begin

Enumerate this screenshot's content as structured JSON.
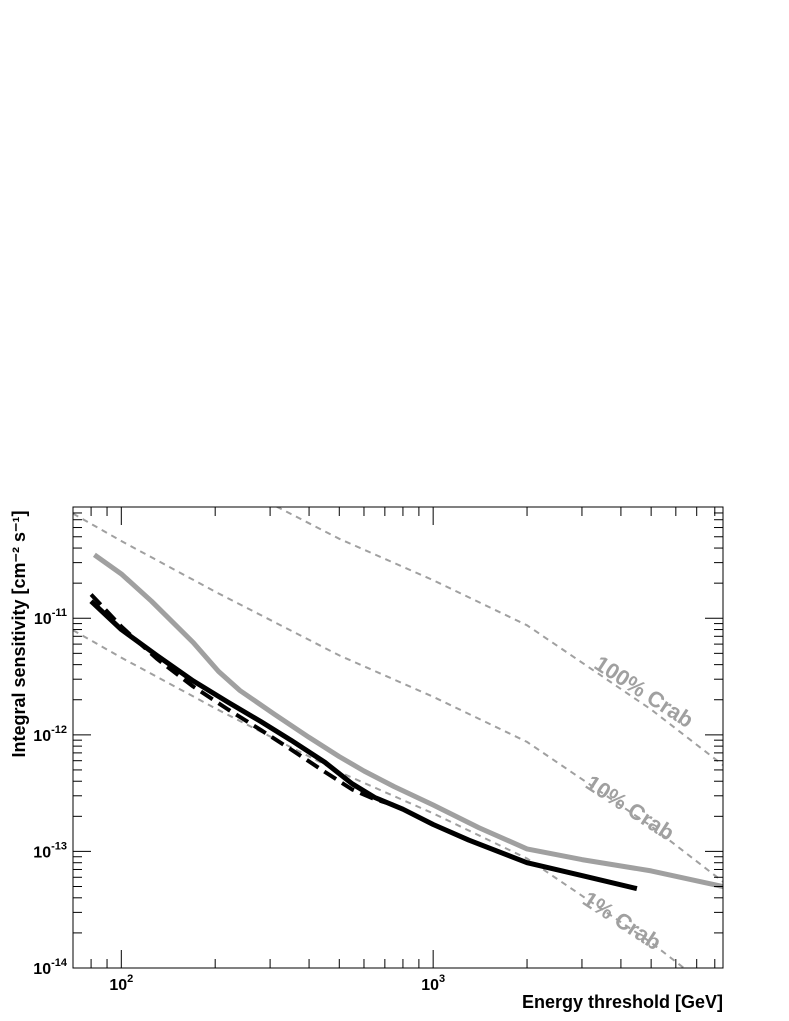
{
  "chart_data": {
    "type": "line",
    "xlabel": "Energy threshold [GeV]",
    "ylabel": "Integral sensitivity [cm⁻² s⁻¹]",
    "xscale": "log",
    "yscale": "log",
    "xlim": [
      70,
      8500
    ],
    "ylim": [
      1e-14,
      9e-11
    ],
    "x_tick_labels": [
      {
        "value": 100,
        "base": "10",
        "exp": "2"
      },
      {
        "value": 1000,
        "base": "10",
        "exp": "3"
      }
    ],
    "y_tick_labels": [
      {
        "value": 1e-14,
        "base": "10",
        "exp": "-14"
      },
      {
        "value": 1e-13,
        "base": "10",
        "exp": "-13"
      },
      {
        "value": 1e-12,
        "base": "10",
        "exp": "-12"
      },
      {
        "value": 1e-11,
        "base": "10",
        "exp": "-11"
      }
    ],
    "grid": false,
    "series": [
      {
        "color": "#a0a0a0",
        "style": "solid",
        "x": [
          82,
          100,
          125,
          170,
          205,
          240,
          310,
          400,
          500,
          600,
          750,
          1000,
          1400,
          2000,
          3000,
          5000,
          8500
        ],
        "y": [
          3.5e-11,
          2.4e-11,
          1.4e-11,
          6.2e-12,
          3.5e-12,
          2.4e-12,
          1.5e-12,
          9.5e-13,
          6.5e-13,
          4.9e-13,
          3.6e-13,
          2.5e-13,
          1.6e-13,
          1.05e-13,
          8.5e-14,
          6.8e-14,
          5e-14
        ]
      },
      {
        "color": "#000000",
        "style": "solid",
        "x": [
          80,
          100,
          130,
          170,
          220,
          280,
          350,
          450,
          550,
          650,
          800,
          1000,
          1300,
          2000,
          3000,
          4500
        ],
        "y": [
          1.4e-11,
          8e-12,
          4.8e-12,
          2.9e-12,
          1.9e-12,
          1.3e-12,
          9e-13,
          5.8e-13,
          3.8e-13,
          2.9e-13,
          2.3e-13,
          1.7e-13,
          1.25e-13,
          8e-14,
          6.2e-14,
          4.8e-14
        ]
      },
      {
        "color": "#000000",
        "style": "dashed",
        "x": [
          80,
          100,
          130,
          170,
          220,
          280,
          350,
          450,
          550,
          650,
          750
        ],
        "y": [
          1.6e-11,
          8.5e-12,
          4.5e-12,
          2.6e-12,
          1.65e-12,
          1.1e-12,
          7.5e-13,
          4.8e-13,
          3.4e-13,
          2.8e-13,
          2.5e-13
        ]
      }
    ],
    "reference_lines": [
      {
        "label": "100% Crab",
        "color": "#a0a0a0",
        "style": "dashed",
        "x": [
          70,
          100,
          200,
          500,
          1000,
          2000,
          5000,
          8500
        ],
        "y": [
          7.9e-10,
          4.6e-10,
          1.69e-10,
          4.8e-11,
          2.12e-11,
          8.7e-12,
          1.65e-12,
          5.5e-13
        ]
      },
      {
        "label": "10% Crab",
        "color": "#a0a0a0",
        "style": "dashed",
        "x": [
          70,
          100,
          200,
          500,
          1000,
          2000,
          5000,
          8500
        ],
        "y": [
          7.9e-11,
          4.6e-11,
          1.69e-11,
          4.8e-12,
          2.12e-12,
          8.7e-13,
          1.65e-13,
          5.5e-14
        ]
      },
      {
        "label": "1% Crab",
        "color": "#a0a0a0",
        "style": "dashed",
        "x": [
          70,
          100,
          200,
          500,
          1000,
          2000,
          5000,
          8500
        ],
        "y": [
          7.9e-12,
          4.6e-12,
          1.69e-12,
          4.8e-13,
          2.12e-13,
          8.7e-14,
          1.65e-14,
          5.5e-15
        ]
      }
    ]
  }
}
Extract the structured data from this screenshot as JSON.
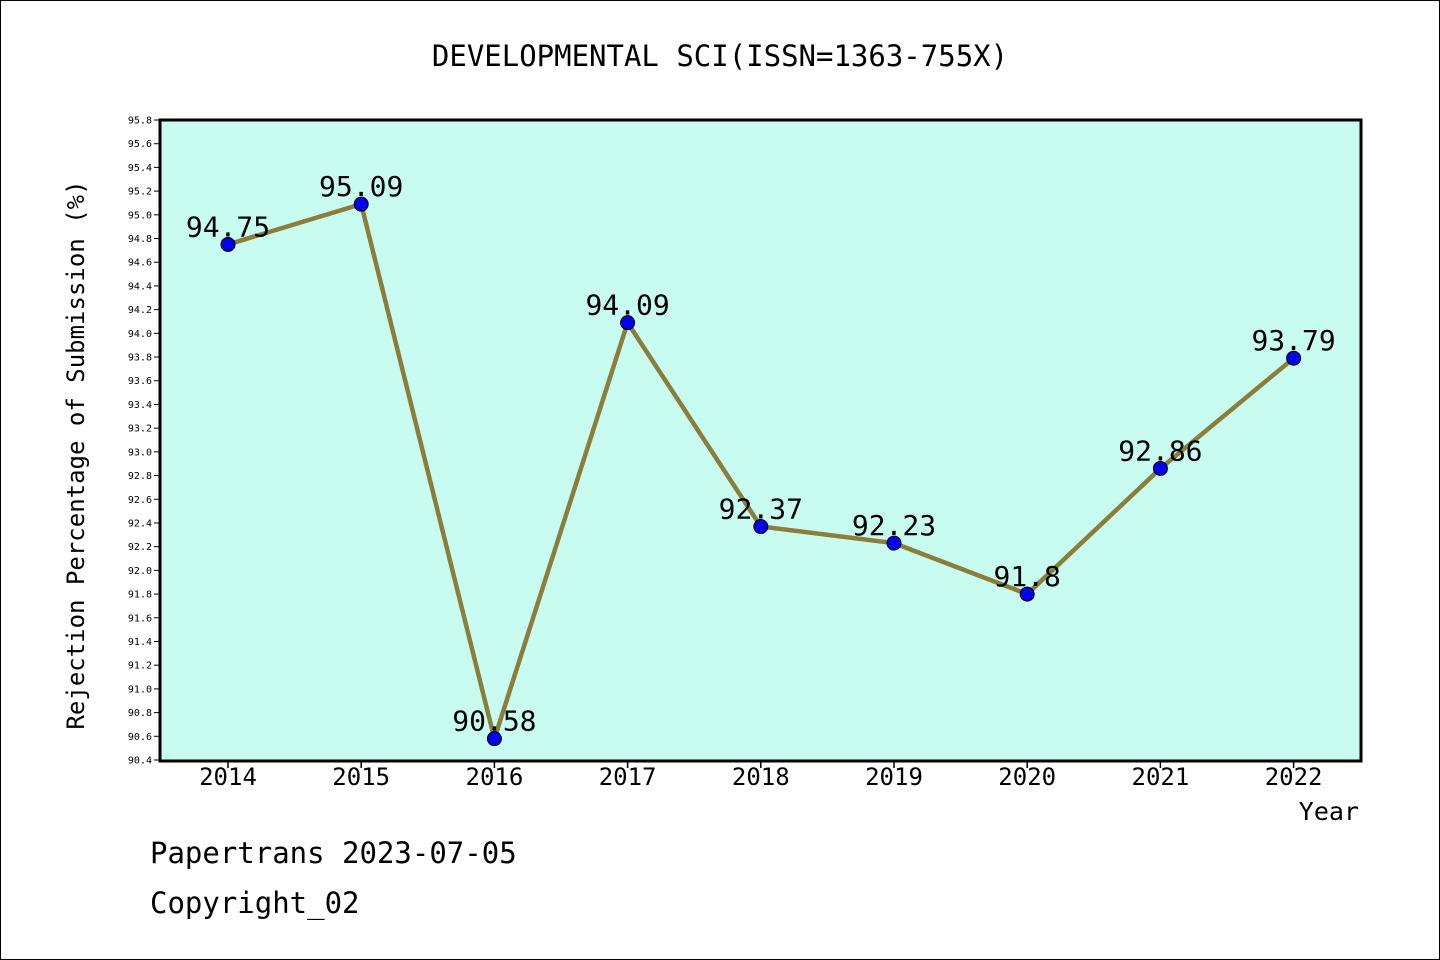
{
  "chart_data": {
    "type": "line",
    "title": "DEVELOPMENTAL SCI(ISSN=1363-755X)",
    "xlabel": "Year",
    "ylabel": "Rejection Percentage of Submission (%)",
    "categories": [
      "2014",
      "2015",
      "2016",
      "2017",
      "2018",
      "2019",
      "2020",
      "2021",
      "2022"
    ],
    "series": [
      {
        "values": [
          94.75,
          95.09,
          90.58,
          94.09,
          92.37,
          92.23,
          91.8,
          92.86,
          93.79
        ],
        "labels": [
          "94.75",
          "95.09",
          "90.58",
          "94.09",
          "92.37",
          "92.23",
          "91.8",
          "92.86",
          "93.79"
        ],
        "line_color": "#8b7d3a",
        "marker_color": "#0000ee"
      }
    ],
    "ylim": [
      90.4,
      95.8
    ],
    "ytick_step": 0.2,
    "plot_background": "#c8fcf0",
    "grid": false,
    "legend": "none"
  },
  "footer": {
    "line1": "Papertrans 2023-07-05",
    "line2": "Copyright_02"
  }
}
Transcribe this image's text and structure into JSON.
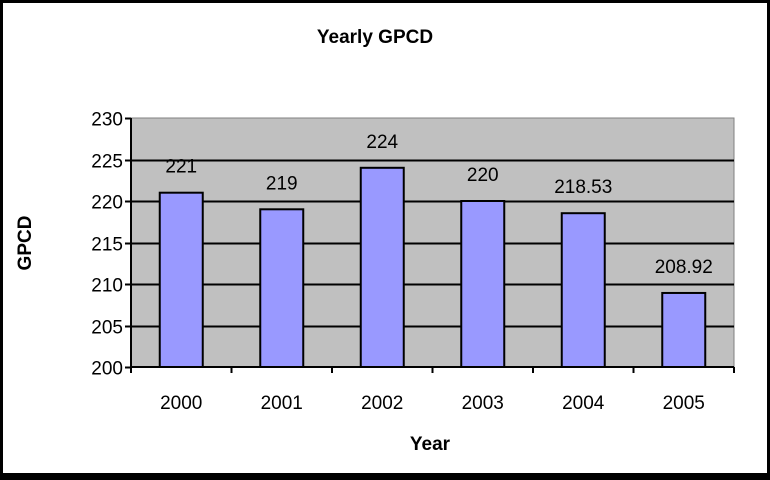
{
  "chart_data": {
    "type": "bar",
    "title": "Yearly GPCD",
    "xlabel": "Year",
    "ylabel": "GPCD",
    "categories": [
      "2000",
      "2001",
      "2002",
      "2003",
      "2004",
      "2005"
    ],
    "values": [
      221,
      219,
      224,
      220,
      218.53,
      208.92
    ],
    "data_labels": [
      "221",
      "219",
      "224",
      "220",
      "218.53",
      "208.92"
    ],
    "ylim": [
      200,
      230
    ],
    "yticks": [
      200,
      205,
      210,
      215,
      220,
      225,
      230
    ],
    "grid": true,
    "legend": null,
    "colors": {
      "bar": "#9999ff",
      "plot_bg": "#c0c0c0",
      "outline": "#000000"
    }
  }
}
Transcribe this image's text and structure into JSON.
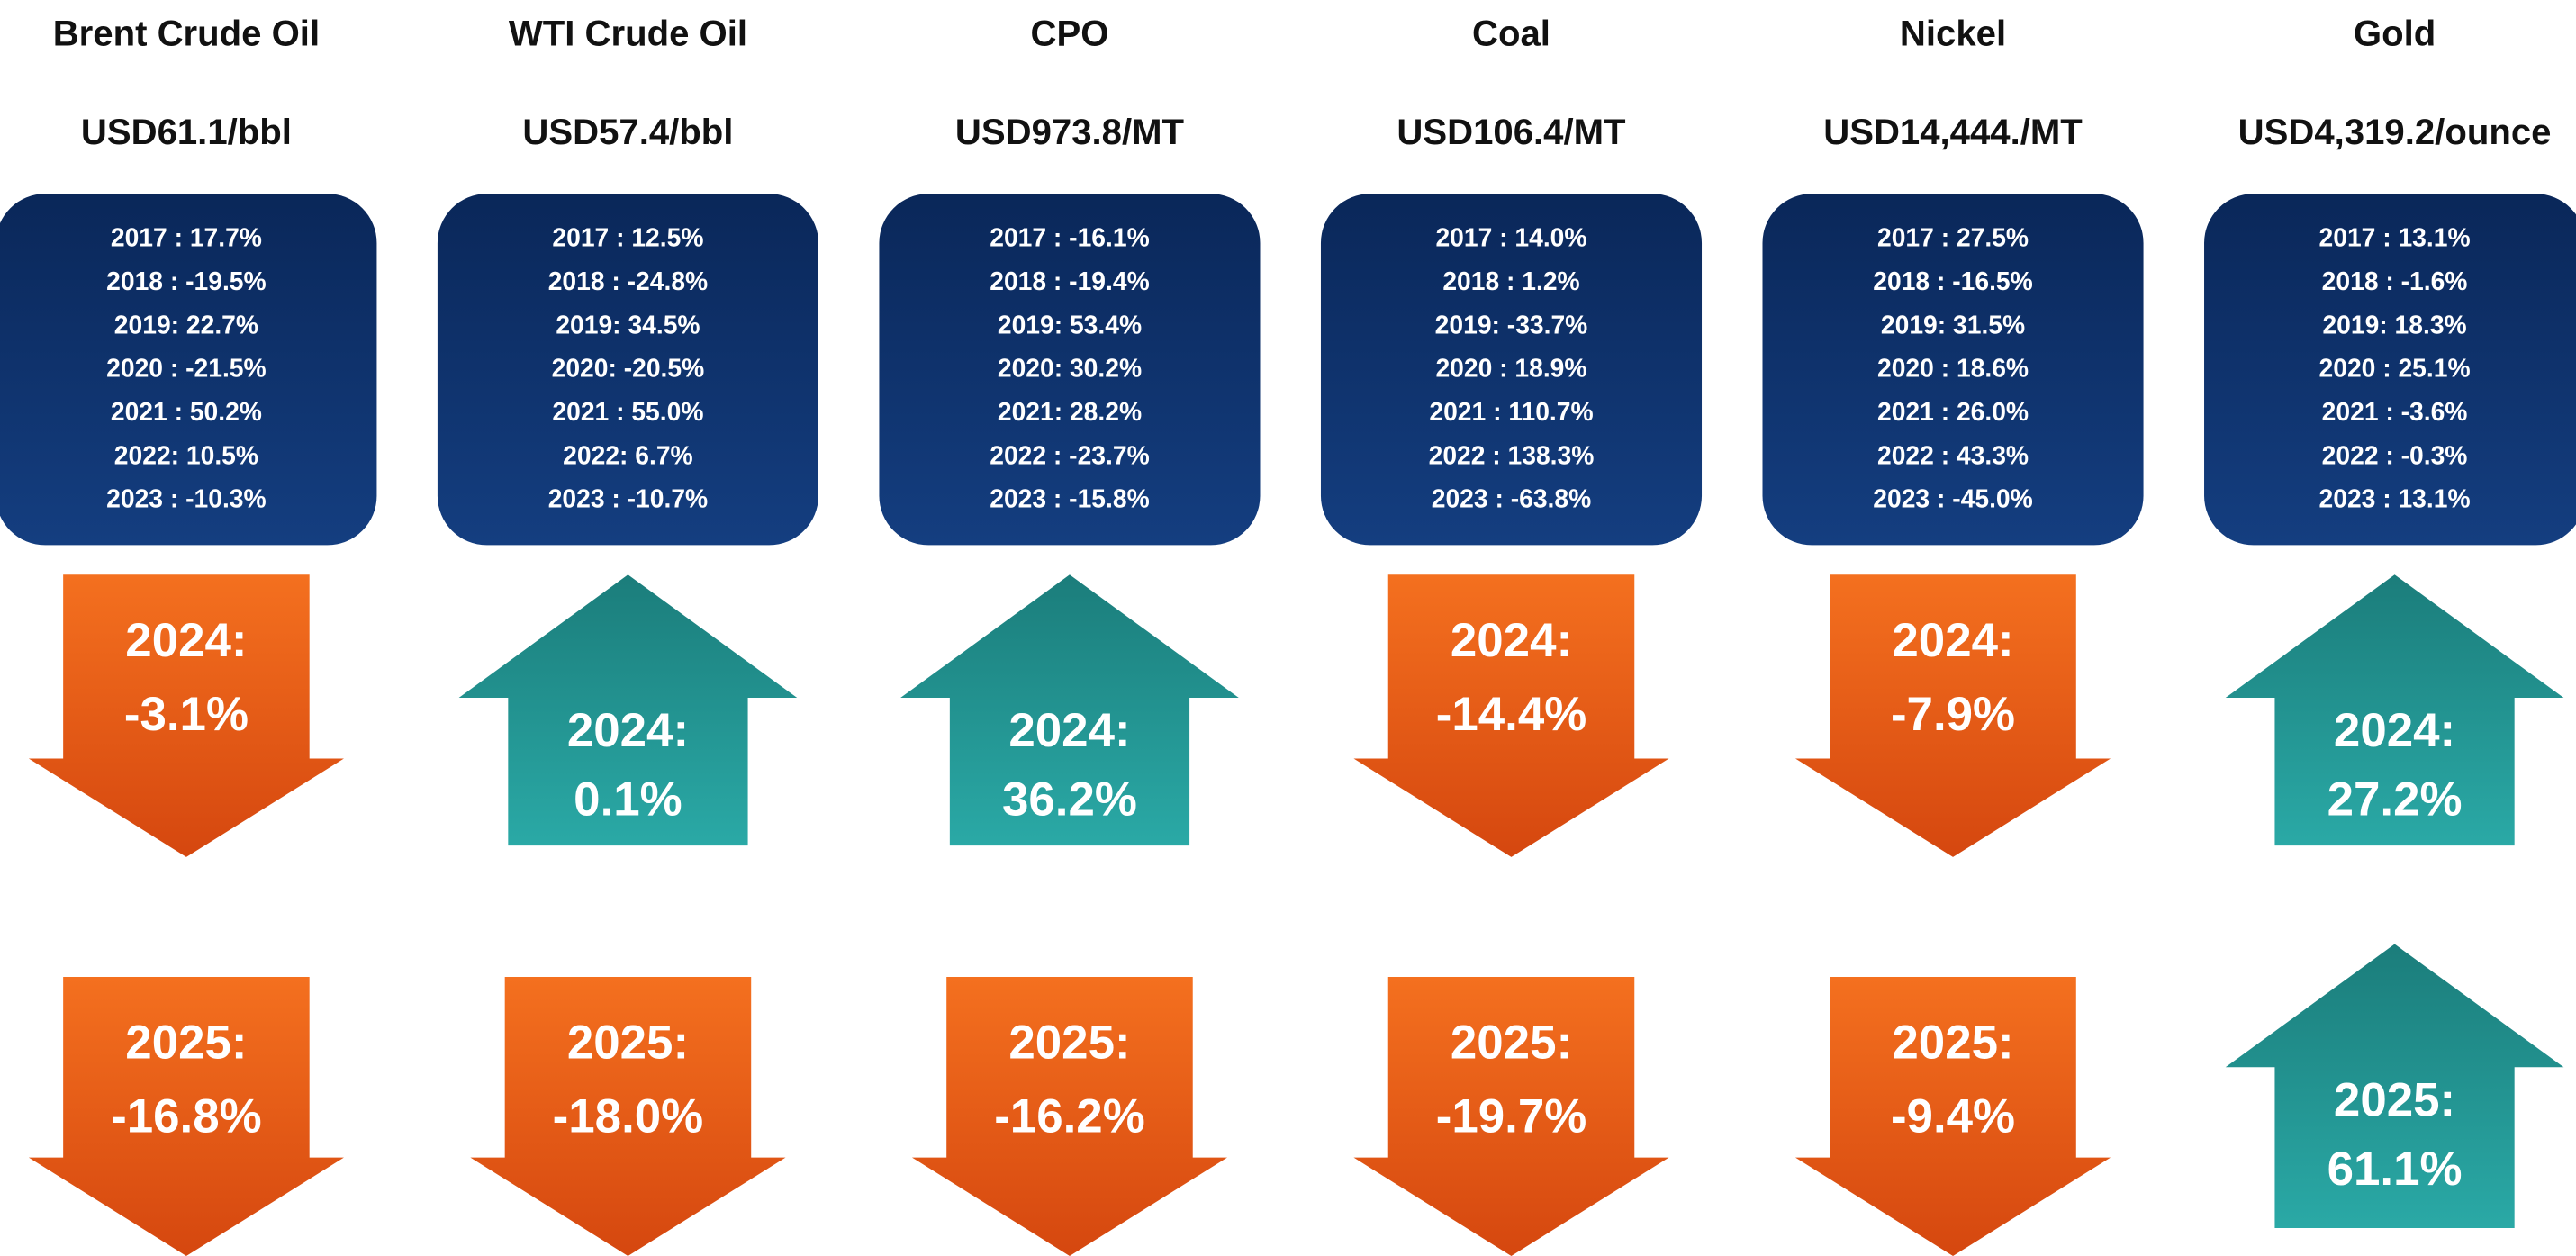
{
  "commodities": [
    {
      "name": "Brent Crude Oil",
      "price": "USD61.1/bbl",
      "history": [
        "2017 : 17.7%",
        "2018 : -19.5%",
        "2019: 22.7%",
        "2020 : -21.5%",
        "2021 : 50.2%",
        "2022: 10.5%",
        "2023 : -10.3%"
      ],
      "y2024": {
        "label": "2024:",
        "value": "-3.1%",
        "direction": "down"
      },
      "y2025": {
        "label": "2025:",
        "value": "-16.8%",
        "direction": "down"
      }
    },
    {
      "name": "WTI Crude Oil",
      "price": "USD57.4/bbl",
      "history": [
        "2017 : 12.5%",
        "2018 : -24.8%",
        "2019: 34.5%",
        "2020: -20.5%",
        "2021 : 55.0%",
        "2022: 6.7%",
        "2023 : -10.7%"
      ],
      "y2024": {
        "label": "2024:",
        "value": "0.1%",
        "direction": "up"
      },
      "y2025": {
        "label": "2025:",
        "value": "-18.0%",
        "direction": "down"
      }
    },
    {
      "name": "CPO",
      "price": "USD973.8/MT",
      "history": [
        "2017 : -16.1%",
        "2018 : -19.4%",
        "2019: 53.4%",
        "2020: 30.2%",
        "2021: 28.2%",
        "2022 : -23.7%",
        "2023 : -15.8%"
      ],
      "y2024": {
        "label": "2024:",
        "value": "36.2%",
        "direction": "up"
      },
      "y2025": {
        "label": "2025:",
        "value": "-16.2%",
        "direction": "down"
      }
    },
    {
      "name": "Coal",
      "price": "USD106.4/MT",
      "history": [
        "2017 : 14.0%",
        "2018 : 1.2%",
        "2019: -33.7%",
        "2020 : 18.9%",
        "2021 : 110.7%",
        "2022 : 138.3%",
        "2023 : -63.8%"
      ],
      "y2024": {
        "label": "2024:",
        "value": "-14.4%",
        "direction": "down"
      },
      "y2025": {
        "label": "2025:",
        "value": "-19.7%",
        "direction": "down"
      }
    },
    {
      "name": "Nickel",
      "price": "USD14,444./MT",
      "history": [
        "2017 : 27.5%",
        "2018 : -16.5%",
        "2019: 31.5%",
        "2020 : 18.6%",
        "2021 : 26.0%",
        "2022 : 43.3%",
        "2023 : -45.0%"
      ],
      "y2024": {
        "label": "2024:",
        "value": "-7.9%",
        "direction": "down"
      },
      "y2025": {
        "label": "2025:",
        "value": "-9.4%",
        "direction": "down"
      }
    },
    {
      "name": "Gold",
      "price": "USD4,319.2/ounce",
      "history": [
        "2017 : 13.1%",
        "2018 : -1.6%",
        "2019: 18.3%",
        "2020 : 25.1%",
        "2021 : -3.6%",
        "2022 : -0.3%",
        "2023 : 13.1%"
      ],
      "y2024": {
        "label": "2024:",
        "value": "27.2%",
        "direction": "up"
      },
      "y2025": {
        "label": "2025:",
        "value": "61.1%",
        "direction": "up"
      }
    }
  ]
}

end

- **Your instructions**: Show all lines from the listing above in which "Crab" appears.

- **Worked answer**:
        "label": "100% Crab",
        "label": "10% Crab",
        "label": "1% Crab",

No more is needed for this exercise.